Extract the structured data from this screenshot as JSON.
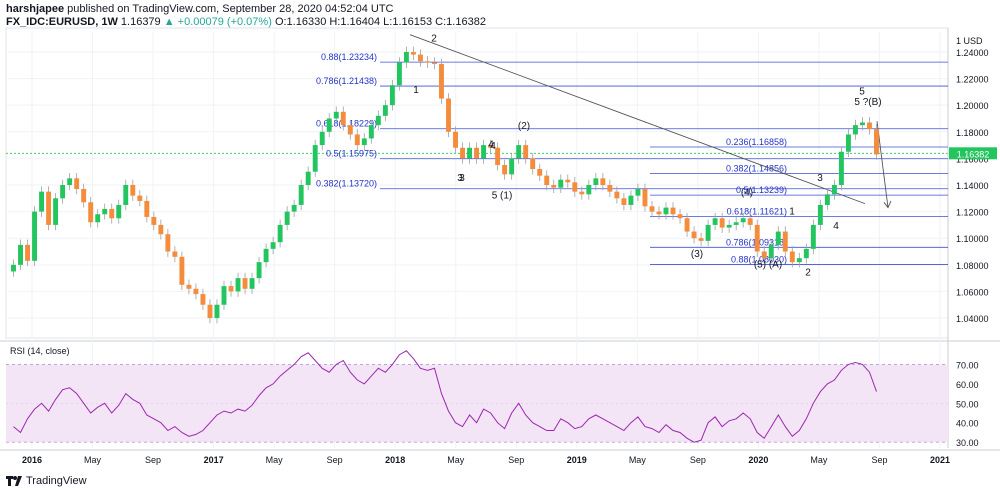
{
  "header": {
    "publisher": "harshjapee",
    "published_text": "published on TradingView.com, September 28, 2020 04:52:04 UTC",
    "symbol": "FX_IDC:EURUSD, 1W",
    "last": "1.16379",
    "change_text": "▲ +0.00079 (+0.07%)",
    "ohlc_label": "O:1.16330 H:1.16404 L:1.16153 C:1.16382"
  },
  "footer": {
    "brand": "TradingView"
  },
  "chart_data": [
    {
      "type": "candlestick",
      "title": "FX_IDC:EURUSD, 1W",
      "price_axis": {
        "unit_label": "1 USD",
        "ticks": [
          "1.24000",
          "1.22000",
          "1.20000",
          "1.18000",
          "1.16000",
          "1.14000",
          "1.12000",
          "1.10000",
          "1.08000",
          "1.06000",
          "1.04000"
        ],
        "range": [
          1.025,
          1.255
        ]
      },
      "time_axis": {
        "labels": [
          "2016",
          "May",
          "Sep",
          "2017",
          "May",
          "Sep",
          "2018",
          "May",
          "Sep",
          "2019",
          "May",
          "Sep",
          "2020",
          "May",
          "Sep",
          "2021"
        ]
      },
      "current_price_label": "1.16382",
      "up_color": "#22c55e",
      "down_color": "#f48c3c",
      "close_series": [
        1.08,
        1.095,
        1.083,
        1.12,
        1.135,
        1.11,
        1.13,
        1.14,
        1.145,
        1.137,
        1.127,
        1.112,
        1.118,
        1.122,
        1.115,
        1.125,
        1.14,
        1.132,
        1.128,
        1.116,
        1.11,
        1.103,
        1.09,
        1.086,
        1.065,
        1.062,
        1.058,
        1.05,
        1.04,
        1.05,
        1.064,
        1.06,
        1.07,
        1.062,
        1.07,
        1.082,
        1.092,
        1.097,
        1.11,
        1.12,
        1.125,
        1.14,
        1.15,
        1.17,
        1.18,
        1.19,
        1.195,
        1.185,
        1.178,
        1.17,
        1.175,
        1.185,
        1.192,
        1.2,
        1.215,
        1.232,
        1.24,
        1.238,
        1.233,
        1.232,
        1.231,
        1.205,
        1.18,
        1.168,
        1.16,
        1.168,
        1.16,
        1.17,
        1.168,
        1.155,
        1.148,
        1.16,
        1.17,
        1.16,
        1.152,
        1.147,
        1.14,
        1.138,
        1.144,
        1.142,
        1.135,
        1.133,
        1.14,
        1.145,
        1.14,
        1.135,
        1.13,
        1.125,
        1.132,
        1.137,
        1.124,
        1.12,
        1.118,
        1.123,
        1.118,
        1.115,
        1.105,
        1.1,
        1.098,
        1.11,
        1.115,
        1.108,
        1.11,
        1.112,
        1.115,
        1.11,
        1.09,
        1.085,
        1.095,
        1.105,
        1.09,
        1.082,
        1.085,
        1.092,
        1.11,
        1.125,
        1.133,
        1.14,
        1.165,
        1.178,
        1.185,
        1.187,
        1.182,
        1.163
      ],
      "fib_levels": [
        {
          "ratio": "0.88",
          "price": "1.23234",
          "label": "0.88(1.23234)"
        },
        {
          "ratio": "0.786",
          "price": "1.21438",
          "label": "0.786(1.21438)"
        },
        {
          "ratio": "0.618",
          "price": "1.18229",
          "label": "0.618(1.18229)"
        },
        {
          "ratio": "0.5",
          "price": "1.15975",
          "label": "0.5(1.15975)"
        },
        {
          "ratio": "0.382",
          "price": "1.13720",
          "label": "0.382(1.13720)"
        },
        {
          "ratio": "0.236",
          "price": "1.16858",
          "label": "0.236(1.16858)"
        },
        {
          "ratio": "0.382",
          "price": "1.14856",
          "label": "0.382(1.14856)"
        },
        {
          "ratio": "0.5",
          "price": "1.13239",
          "label": "0.5(1.13239)"
        },
        {
          "ratio": "0.618",
          "price": "1.11621",
          "label": "0.618(1.11621)"
        },
        {
          "ratio": "0.786",
          "price": "1.09318",
          "label": "0.786(1.09318)"
        },
        {
          "ratio": "0.88",
          "price": "1.08030",
          "label": "0.88(1.08030)"
        }
      ],
      "wave_labels": [
        "1",
        "2",
        "3",
        "4",
        "5 (1)",
        "(2)",
        "3",
        "4",
        "5",
        "(3)",
        "(4)",
        "(5) (A)",
        "1",
        "2",
        "3",
        "4",
        "5 ?(B)"
      ]
    },
    {
      "type": "line",
      "title": "RSI (14, close)",
      "y_ticks": [
        "70.00",
        "60.00",
        "50.00",
        "40.00",
        "30.00"
      ],
      "range": [
        27,
        80
      ],
      "band": [
        30,
        70
      ],
      "line_color": "#9c27b0",
      "values": [
        38,
        35,
        42,
        47,
        50,
        46,
        52,
        57,
        58,
        55,
        50,
        45,
        48,
        50,
        45,
        49,
        55,
        52,
        50,
        44,
        42,
        40,
        36,
        38,
        35,
        33,
        34,
        36,
        40,
        44,
        46,
        45,
        47,
        46,
        49,
        54,
        58,
        60,
        64,
        67,
        70,
        74,
        76,
        72,
        68,
        66,
        70,
        72,
        66,
        62,
        60,
        64,
        68,
        66,
        70,
        75,
        77,
        73,
        68,
        67,
        68,
        55,
        46,
        40,
        38,
        44,
        40,
        47,
        45,
        40,
        37,
        45,
        50,
        44,
        40,
        38,
        36,
        36,
        42,
        40,
        37,
        38,
        42,
        44,
        42,
        40,
        38,
        36,
        40,
        43,
        38,
        37,
        35,
        39,
        36,
        35,
        32,
        30,
        31,
        40,
        43,
        38,
        41,
        42,
        45,
        42,
        35,
        32,
        38,
        44,
        38,
        33,
        36,
        42,
        50,
        56,
        60,
        62,
        67,
        70,
        71,
        70,
        66,
        56
      ]
    }
  ]
}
• • • •
> WHAT TO PRODUCE: Output the records above exactly as they are, leaving out the pictures.

> OUTPUT FOR THIS EXERCISE:
Extract the structured data from this screenshot as JSON.
{
  "header": {
    "publisher": "harshjapee",
    "published_text": "published on TradingView.com, September 28, 2020 04:52:04 UTC",
    "symbol": "FX_IDC:EURUSD, 1W",
    "last": "1.16379",
    "change_text": "▲ +0.00079 (+0.07%)",
    "ohlc_label": "O:1.16330 H:1.16404 L:1.16153 C:1.16382"
  },
  "footer": {
    "brand": "TradingView"
  },
  "chart_data": [
    {
      "type": "candlestick",
      "title": "FX_IDC:EURUSD, 1W",
      "price_axis": {
        "unit_label": "1 USD",
        "ticks": [
          "1.24000",
          "1.22000",
          "1.20000",
          "1.18000",
          "1.16000",
          "1.14000",
          "1.12000",
          "1.10000",
          "1.08000",
          "1.06000",
          "1.04000"
        ],
        "range": [
          1.025,
          1.255
        ]
      },
      "time_axis": {
        "labels": [
          "2016",
          "May",
          "Sep",
          "2017",
          "May",
          "Sep",
          "2018",
          "May",
          "Sep",
          "2019",
          "May",
          "Sep",
          "2020",
          "May",
          "Sep",
          "2021"
        ]
      },
      "current_price_label": "1.16382",
      "up_color": "#22c55e",
      "down_color": "#f48c3c",
      "close_series": [
        1.08,
        1.095,
        1.083,
        1.12,
        1.135,
        1.11,
        1.13,
        1.14,
        1.145,
        1.137,
        1.127,
        1.112,
        1.118,
        1.122,
        1.115,
        1.125,
        1.14,
        1.132,
        1.128,
        1.116,
        1.11,
        1.103,
        1.09,
        1.086,
        1.065,
        1.062,
        1.058,
        1.05,
        1.04,
        1.05,
        1.064,
        1.06,
        1.07,
        1.062,
        1.07,
        1.082,
        1.092,
        1.097,
        1.11,
        1.12,
        1.125,
        1.14,
        1.15,
        1.17,
        1.18,
        1.19,
        1.195,
        1.185,
        1.178,
        1.17,
        1.175,
        1.185,
        1.192,
        1.2,
        1.215,
        1.232,
        1.24,
        1.238,
        1.233,
        1.232,
        1.231,
        1.205,
        1.18,
        1.168,
        1.16,
        1.168,
        1.16,
        1.17,
        1.168,
        1.155,
        1.148,
        1.16,
        1.17,
        1.16,
        1.152,
        1.147,
        1.14,
        1.138,
        1.144,
        1.142,
        1.135,
        1.133,
        1.14,
        1.145,
        1.14,
        1.135,
        1.13,
        1.125,
        1.132,
        1.137,
        1.124,
        1.12,
        1.118,
        1.123,
        1.118,
        1.115,
        1.105,
        1.1,
        1.098,
        1.11,
        1.115,
        1.108,
        1.11,
        1.112,
        1.115,
        1.11,
        1.09,
        1.085,
        1.095,
        1.105,
        1.09,
        1.082,
        1.085,
        1.092,
        1.11,
        1.125,
        1.133,
        1.14,
        1.165,
        1.178,
        1.185,
        1.187,
        1.182,
        1.163
      ],
      "fib_levels": [
        {
          "ratio": "0.88",
          "price": "1.23234",
          "label": "0.88(1.23234)"
        },
        {
          "ratio": "0.786",
          "price": "1.21438",
          "label": "0.786(1.21438)"
        },
        {
          "ratio": "0.618",
          "price": "1.18229",
          "label": "0.618(1.18229)"
        },
        {
          "ratio": "0.5",
          "price": "1.15975",
          "label": "0.5(1.15975)"
        },
        {
          "ratio": "0.382",
          "price": "1.13720",
          "label": "0.382(1.13720)"
        },
        {
          "ratio": "0.236",
          "price": "1.16858",
          "label": "0.236(1.16858)"
        },
        {
          "ratio": "0.382",
          "price": "1.14856",
          "label": "0.382(1.14856)"
        },
        {
          "ratio": "0.5",
          "price": "1.13239",
          "label": "0.5(1.13239)"
        },
        {
          "ratio": "0.618",
          "price": "1.11621",
          "label": "0.618(1.11621)"
        },
        {
          "ratio": "0.786",
          "price": "1.09318",
          "label": "0.786(1.09318)"
        },
        {
          "ratio": "0.88",
          "price": "1.08030",
          "label": "0.88(1.08030)"
        }
      ],
      "wave_labels": [
        "1",
        "2",
        "3",
        "4",
        "5 (1)",
        "(2)",
        "3",
        "4",
        "5",
        "(3)",
        "(4)",
        "(5) (A)",
        "1",
        "2",
        "3",
        "4",
        "5 ?(B)"
      ]
    },
    {
      "type": "line",
      "title": "RSI (14, close)",
      "y_ticks": [
        "70.00",
        "60.00",
        "50.00",
        "40.00",
        "30.00"
      ],
      "range": [
        27,
        80
      ],
      "band": [
        30,
        70
      ],
      "line_color": "#9c27b0",
      "values": [
        38,
        35,
        42,
        47,
        50,
        46,
        52,
        57,
        58,
        55,
        50,
        45,
        48,
        50,
        45,
        49,
        55,
        52,
        50,
        44,
        42,
        40,
        36,
        38,
        35,
        33,
        34,
        36,
        40,
        44,
        46,
        45,
        47,
        46,
        49,
        54,
        58,
        60,
        64,
        67,
        70,
        74,
        76,
        72,
        68,
        66,
        70,
        72,
        66,
        62,
        60,
        64,
        68,
        66,
        70,
        75,
        77,
        73,
        68,
        67,
        68,
        55,
        46,
        40,
        38,
        44,
        40,
        47,
        45,
        40,
        37,
        45,
        50,
        44,
        40,
        38,
        36,
        36,
        42,
        40,
        37,
        38,
        42,
        44,
        42,
        40,
        38,
        36,
        40,
        43,
        38,
        37,
        35,
        39,
        36,
        35,
        32,
        30,
        31,
        40,
        43,
        38,
        41,
        42,
        45,
        42,
        35,
        32,
        38,
        44,
        38,
        33,
        36,
        42,
        50,
        56,
        60,
        62,
        67,
        70,
        71,
        70,
        66,
        56
      ]
    }
  ]
}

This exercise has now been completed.